§ **What the exercise asks**
Look through the material below and count the lines with the string "translation". Report only the count.

§ **Supplied entries**
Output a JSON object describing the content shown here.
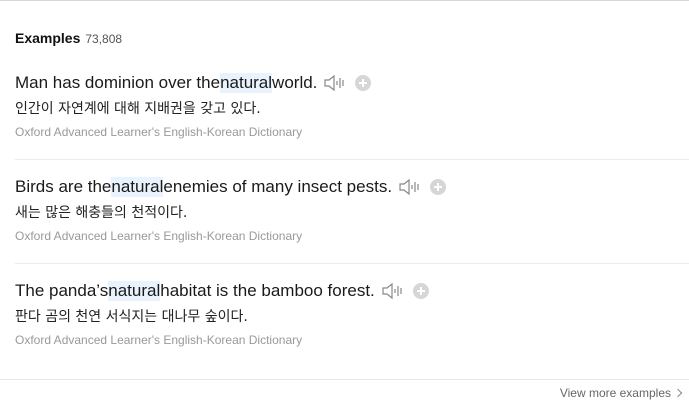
{
  "header": {
    "title": "Examples",
    "count": "73,808"
  },
  "examples": [
    {
      "before": "Man has dominion over the ",
      "keyword": "natural",
      "after": " world.",
      "translation": "인간이 자연계에 대해 지배권을 갖고 있다.",
      "source": "Oxford Advanced Learner's English-Korean Dictionary"
    },
    {
      "before": "Birds are the ",
      "keyword": "natural",
      "after": " enemies of many insect pests.",
      "translation": "새는 많은 해충들의 천적이다.",
      "source": "Oxford Advanced Learner's English-Korean Dictionary"
    },
    {
      "before": "The panda’s ",
      "keyword": "natural",
      "after": " habitat is the bamboo forest.",
      "translation": "판다 곰의 천연 서식지는 대나무 숲이다.",
      "source": "Oxford Advanced Learner's English-Korean Dictionary"
    }
  ],
  "footer": {
    "more_label": "View more examples"
  },
  "icons": {
    "speaker": "speaker-icon",
    "add": "plus-circle-icon",
    "chevron": "chevron-right-icon"
  },
  "colors": {
    "highlight": "#e9f3fd",
    "muted": "#999999"
  }
}
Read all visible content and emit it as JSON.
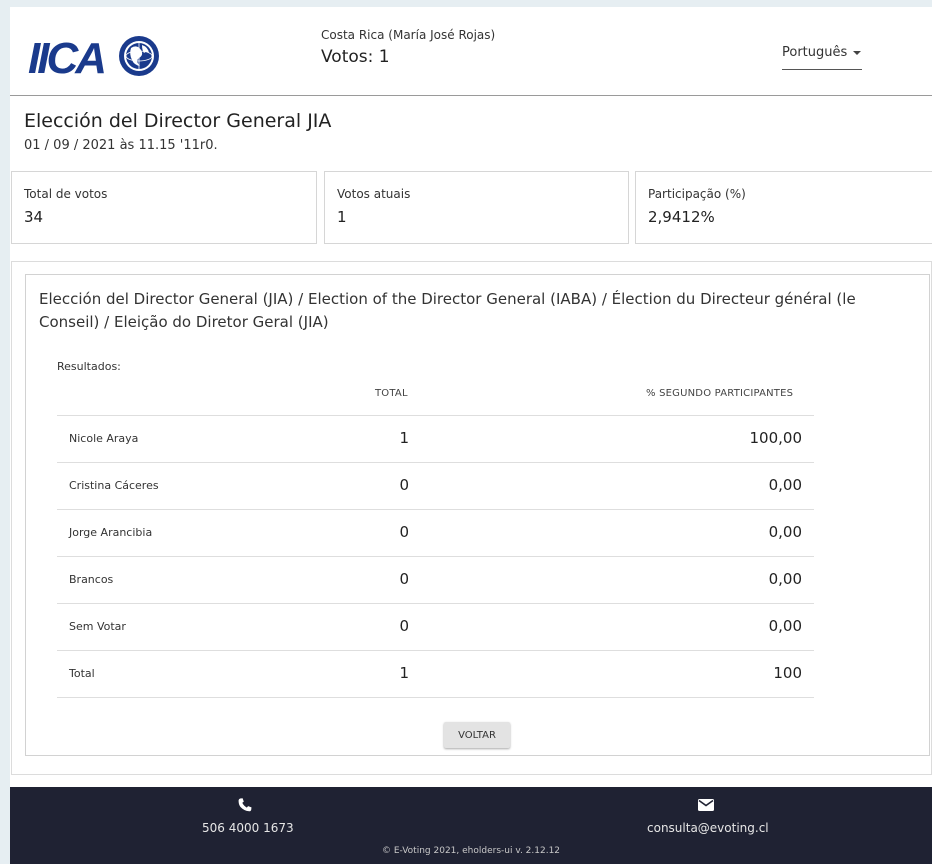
{
  "header": {
    "logo_text": "IICA",
    "voter": "Costa Rica (María José Rojas)",
    "votes": "Votos: 1",
    "language": "Português"
  },
  "election": {
    "title": "Elección del Director General JIA",
    "date": "01 / 09 / 2021 às 11.15 '11r0."
  },
  "stats": [
    {
      "label": "Total de votos",
      "value": "34"
    },
    {
      "label": "Votos atuais",
      "value": "1"
    },
    {
      "label": "Participação (%)",
      "value": "2,9412%"
    }
  ],
  "results": {
    "question": "Elección del Director General (JIA) / Election of the Director General (IABA) / Élection du Directeur général (le Conseil) / Eleição do Diretor Geral (JIA)",
    "label": "Resultados:",
    "col_total": "TOTAL",
    "col_pct": "% SEGUNDO PARTICIPANTES",
    "rows": [
      {
        "name": "Nicole Araya",
        "total": "1",
        "pct": "100,00"
      },
      {
        "name": "Cristina Cáceres",
        "total": "0",
        "pct": "0,00"
      },
      {
        "name": "Jorge Arancibia",
        "total": "0",
        "pct": "0,00"
      },
      {
        "name": "Brancos",
        "total": "0",
        "pct": "0,00"
      },
      {
        "name": "Sem Votar",
        "total": "0",
        "pct": "0,00"
      },
      {
        "name": "Total",
        "total": "1",
        "pct": "100"
      }
    ],
    "back_label": "VOLTAR"
  },
  "footer": {
    "phone": "506 4000 1673",
    "email": "consulta@evoting.cl",
    "copyright": "© E-Voting 2021, eholders-ui v. 2.12.12",
    "phone_icon": "phone-icon",
    "mail_icon": "mail-icon"
  },
  "colors": {
    "brand_blue": "#1a3a8c",
    "footer_bg": "#1f2233",
    "page_bg": "#e6eef2"
  }
}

§ **Complete answer**
3